__AIM__:
Only the lines holding the string "occurred" are needed. Copy each one.

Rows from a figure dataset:

──────

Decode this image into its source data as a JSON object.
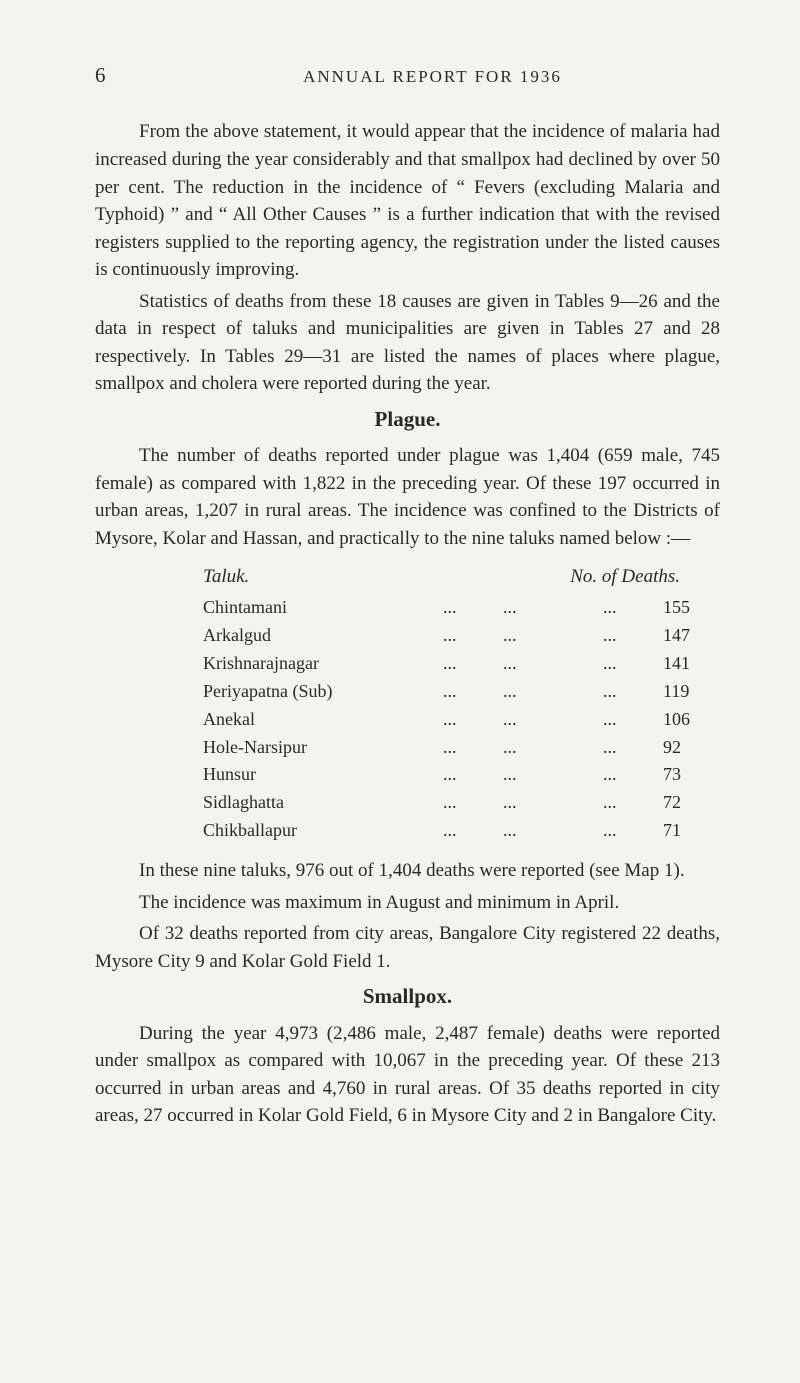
{
  "pageNumber": "6",
  "runningHead": "ANNUAL REPORT FOR 1936",
  "para1": "From the above statement, it would appear that the incidence of malaria had increased during the year considerably and that smallpox had declined by over 50 per cent. The reduction in the incidence of “ Fevers (excluding Malaria and Typhoid) ” and “ All Other Causes ” is a further indication that with the revised registers supplied to the reporting agency, the registration under the listed causes is continuously improving.",
  "para2": "Statistics of deaths from these 18 causes are given in Tables 9—26 and the data in respect of taluks and municipalities are given in Tables 27 and 28 respectively. In Tables 29—31 are listed the names of places where plague, smallpox and cholera were reported during the year.",
  "plagueHead": "Plague.",
  "para3": "The number of deaths reported under plague was 1,404 (659 male, 745 female) as compared with 1,822 in the preceding year. Of these 197 occurred in urban areas, 1,207 in rural areas. The incidence was confined to the Districts of Mysore, Kolar and Hassan, and practically to the nine taluks named below :—",
  "tableHead": {
    "taluk": "Taluk.",
    "deaths": "No. of Deaths."
  },
  "rows": [
    {
      "name": "Chintamani",
      "val": "155"
    },
    {
      "name": "Arkalgud",
      "val": "147"
    },
    {
      "name": "Krishnarajnagar",
      "val": "141"
    },
    {
      "name": "Periyapatna (Sub)",
      "val": "119"
    },
    {
      "name": "Anekal",
      "val": "106"
    },
    {
      "name": "Hole-Narsipur",
      "val": "92"
    },
    {
      "name": "Hunsur",
      "val": "73"
    },
    {
      "name": "Sidlaghatta",
      "val": "72"
    },
    {
      "name": "Chikballapur",
      "val": "71"
    }
  ],
  "para4": "In these nine taluks, 976 out of 1,404 deaths were reported (see Map 1).",
  "para5": "The incidence was maximum in August and minimum in April.",
  "para6": "Of 32 deaths reported from city areas, Bangalore City registered 22 deaths, Mysore City 9 and Kolar Gold Field 1.",
  "smallpoxHead": "Smallpox.",
  "para7": "During the year 4,973 (2,486 male, 2,487 female) deaths were reported under smallpox as compared with 10,067 in the preceding year. Of these 213 occurred in urban areas and 4,760 in rural areas. Of 35 deaths reported in city areas, 27 occurred in Kolar Gold Field, 6 in Mysore City and 2 in Bangalore City."
}
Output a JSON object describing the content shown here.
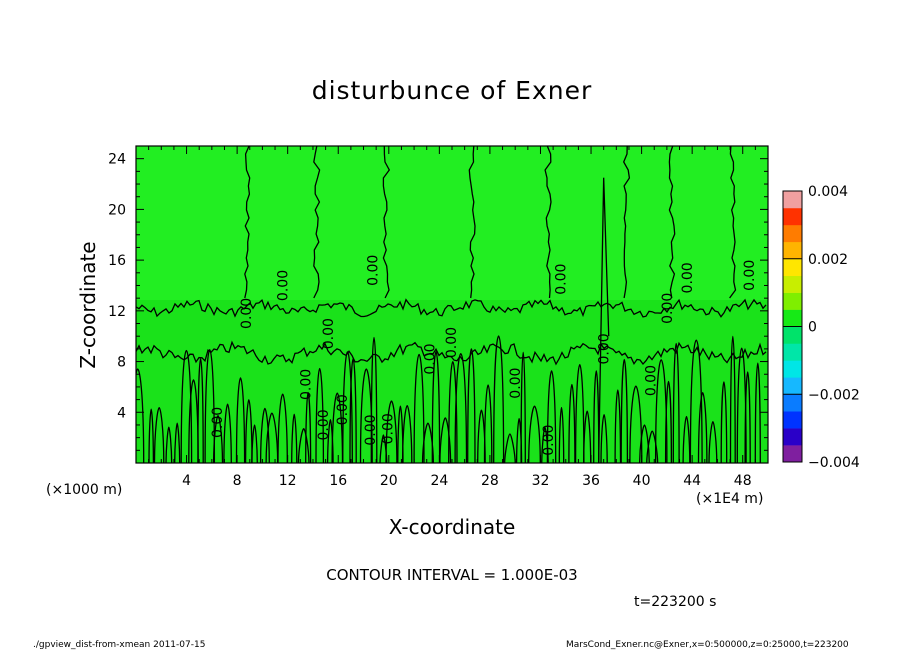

──────

__RESPONSE TO THE EXERCISE__:
  "para3": "The number of deaths reported under plague was 1,404 (659 male, 745 female) as compared with 1,822 in the preceding year. Of these 197 occurred in urban areas, 1,207 in rural areas. The incidence was confined to the Districts of Mysore, Kolar and Hassan, and practically to the nine taluks named below :—",
  "para7": "During the year 4,973 (2,486 male, 2,487 female) deaths were reported under smallpox as compared with 10,067 in the preceding year. Of these 213 occurred in urban areas and 4,760 in rural areas. Of 35 deaths reported in city areas, 27 occurred in Kolar Gold Field, 6 in Mysore City and 2 in Bangalore City."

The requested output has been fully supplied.